[start]

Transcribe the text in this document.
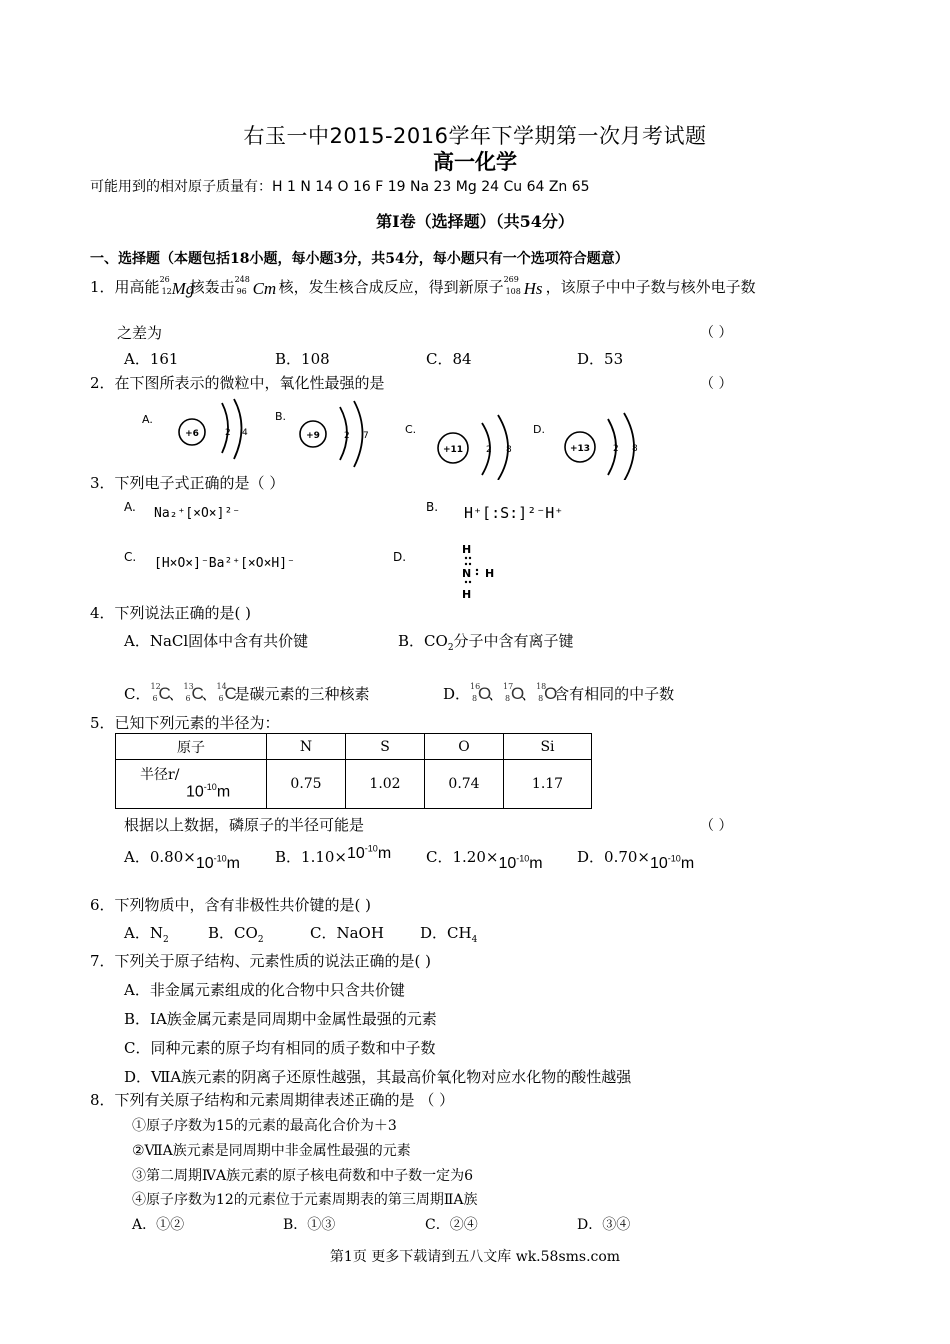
右玉一中2015-2016学年下学期第一次月考试题
高一化学
可能用到的相对原子质量有：H 1 N 14 O 16 F 19 Na 23 Mg 24 Cu 64 Zn 65
第Ⅰ卷（选择题）（共54分）
一、选择题（本题包括18小题，每小题3分，共54分，每小题只有一个选项符合题意）
1．用高能 26
12 Mg
核轰击 248
96 Cm 核，发生核合成反应，得到新原子 269
108 Hs ，该原子中中子数与核外电子数
之差为	（ ）
A．161	B．108	C．84	D．53
2．在下图所表示的微粒中，氧化性最强的是	（ ）
A.
+6	2 4
B.
+9	2 7	C.
+11	2 8
D.
+13	2 8
3．下列电子式正确的是（ ）
A. Na₂⁺[×O×]²⁻	B. H⁺[:S:]²⁻H⁺
C. [H×O×]⁻Ba²⁺[×O×H]⁻	D.
H
N H
H
4．下列说法正确的是( )
A．NaCl固体中含有共价键	B．$CO_2$分子中含有离子键
C． 12
6 C
、 13
6 C
、 14
6 C
是碳元素的三种核素	D． 16
8 O
、 17
8 O
、 18
8 O
含有相同的中子数
5．已知下列元素的半径为：
原子	N	S	O	Si

半径r/
$10^{-10}m$	0.75	1.02	0.74	1.17
根据以上数据，磷原子的半径可能是	（ ）
A．$0.80\times 10^{-10}m$ B．$1.10\times 10^{-10}m$ C．$1.20\times 10^{-10}m$ D．$0.70\times 10^{-10}m$
6．下列物质中，含有非极性共价键的是( )
A．$N_2$	B．$CO_2$	C．NaOH D．$CH_4$
7．下列关于原子结构、元素性质的说法正确的是( )
A．非金属元素组成的化合物中只含共价键
B．ⅠA族金属元素是同周期中金属性最强的元素
C．同种元素的原子均有相同的质子数和中子数
D．ⅦA族元素的阴离子还原性越强，其最高价氧化物对应水化物的酸性越强
8．下列有关原子结构和元素周期律表述正确的是 （ ）
①原子序数为15的元素的最高化合价为＋3
②ⅦA族元素是同周期中非金属性最强的元素
③第二周期ⅣA族元素的原子核电荷数和中子数一定为6
④原子序数为12的元素位于元素周期表的第三周期ⅡA族
A．①②	B．①③	C．②④	D．③④
第1页 更多下载请到五八文库 wk.58sms.com
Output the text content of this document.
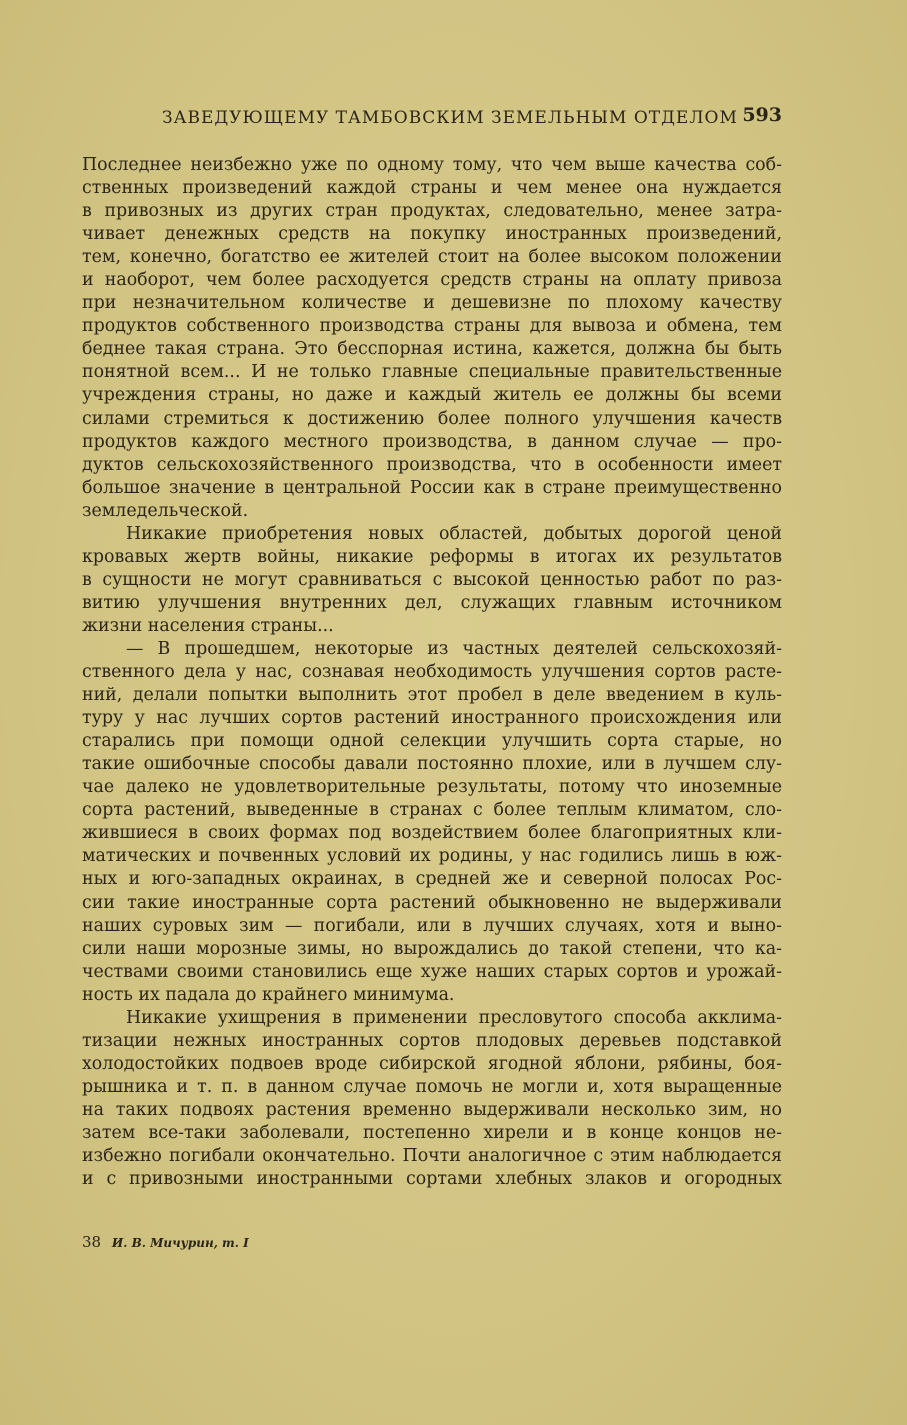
ЗАВЕДУЮЩЕМУ ТАМБОВСКИМ ЗЕМЕЛЬНЫМ ОТДЕЛОМ 593
Последнее неизбежно уже по одному тому, что чем выше качества соб-
ственных произведений каждой страны и чем менее она нуждается
в привозных из других стран продуктах, следовательно, менее затра-
чивает денежных средств на покупку иностранных произведений,
тем, конечно, богатство ее жителей стоит на более высоком положении
и наоборот, чем более расходуется средств страны на оплату привоза
при незначительном количестве и дешевизне по плохому качеству
продуктов собственного производства страны для вывоза и обмена, тем
беднее такая страна. Это бесспорная истина, кажется, должна бы быть
понятной всем... И не только главные специальные правительственные
учреждения страны, но даже и каждый житель ее должны бы всеми
силами стремиться к достижению более полного улучшения качеств
продуктов каждого местного производства, в данном случае — про-
дуктов сельскохозяйственного производства, что в особенности имеет
большое значение в центральной России как в стране преимущественно
земледельческой.
Никакие приобретения новых областей, добытых дорогой ценой
кровавых жертв войны, никакие реформы в итогах их результатов
в сущности не могут сравниваться с высокой ценностью работ по раз-
витию улучшения внутренних дел, служащих главным источником
жизни населения страны...
— В прошедшем, некоторые из частных деятелей сельскохозяй-
ственного дела у нас, сознавая необходимость улучшения сортов расте-
ний, делали попытки выполнить этот пробел в деле введением в куль-
туру у нас лучших сортов растений иностранного происхождения или
старались при помощи одной селекции улучшить сорта старые, но
такие ошибочные способы давали постоянно плохие, или в лучшем слу-
чае далеко не удовлетворительные результаты, потому что иноземные
сорта растений, выведенные в странах с более теплым климатом, сло-
жившиеся в своих формах под воздействием более благоприятных кли-
матических и почвенных условий их родины, у нас годились лишь в юж-
ных и юго-западных окраинах, в средней же и северной полосах Рос-
сии такие иностранные сорта растений обыкновенно не выдерживали
наших суровых зим — погибали, или в лучших случаях, хотя и выно-
сили наши морозные зимы, но вырождались до такой степени, что ка-
чествами своими становились еще хуже наших старых сортов и урожай-
ность их падала до крайнего минимума.
Никакие ухищрения в применении пресловутого способа акклима-
тизации нежных иностранных сортов плодовых деревьев подставкой
холодостойких подвоев вроде сибирской ягодной яблони, рябины, боя-
рышника и т. п. в данном случае помочь не могли и, хотя выращенные
на таких подвоях растения временно выдерживали несколько зим, но
затем все-таки заболевали, постепенно хирели и в конце концов не-
избежно погибали окончательно. Почти аналогичное с этим наблюдается
и с привозными иностранными сортами хлебных злаков и огородных
38 И. В. Мичурин, т. I
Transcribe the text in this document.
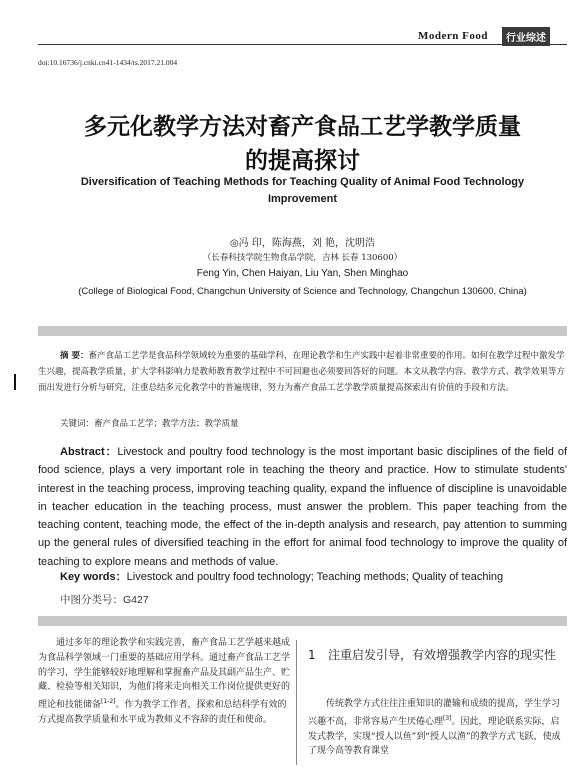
Modern Food	行业综述
doi:10.16736/j.cnki.cn41-1434/ts.2017.21.004
多元化教学方法对畜产食品工艺学教学质量
的提高探讨
Diversification of Teaching Methods for Teaching Quality of Animal Food Technology
Improvement
◎冯 印，陈海燕，刘 艳，沈明浩
（长春科技学院生物食品学院，吉林 长春 130600）
Feng Yin, Chen Haiyan, Liu Yan, Shen Minghao
(College of Biological Food, Changchun University of Science and Technology, Changchun 130600, China)
摘 要：畜产食品工艺学是食品科学领域较为重要的基础学科，在理论教学和生产实践中起着非常重要的作用。如何在教学过程中激发学生兴趣，提高教学质量，扩大学科影响力是教师教育教学过程中不可回避也必须要回答好的问题。本文从教学内容、教学方式、教学效果等方面出发进行分析与研究，注重总结多元化教学中的普遍规律，努力为畜产食品工艺学教学质量提高探索出有价值的手段和方法。
关键词：畜产食品工艺学；教学方法；教学质量
Abstract：Livestock and poultry food technology is the most important basic disciplines of the field of food science, plays a very important role in teaching the theory and practice. How to stimulate students' interest in the teaching process, improving teaching quality, expand the influence of discipline is unavoidable in teacher education in the teaching process, must answer the problem. This paper teaching from the teaching content, teaching mode, the effect of the in-depth analysis and research, pay attention to summing up the general rules of diversified teaching in the effort for animal food technology to improve the quality of teaching to explore means and methods of value.
Key words：Livestock and poultry food technology; Teaching methods; Quality of teaching
中图分类号：G427
通过多年的理论教学和实践完善，畜产食品工艺学越来越成为食品科学领域一门重要的基础应用学科。通过畜产食品工艺学的学习，学生能够较好地理解和掌握畜产品及其副产品生产、贮藏、检验等相关知识，为他们将来走向相关工作岗位提供更好的理论和技能储备[1-2]。作为教学工作者，探索和总结科学有效的方式提高教学质量和水平成为教师义不容辞的责任和使命。
1 注重启发引导，有效增强教学内容的现实性
传统教学方式往往注重知识的灌输和成绩的提高，学生学习兴趣不高，非常容易产生厌倦心理[3]。因此，理论联系实际，启发式教学，实现“授人以鱼”到“授人以渔”的教学方式飞跃，使成了现今高等教育课堂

[end]

### [Written request]
The answer is a single number, the count of lines in the records that contain the string "выдерживали".

### [Response to this exercise]
2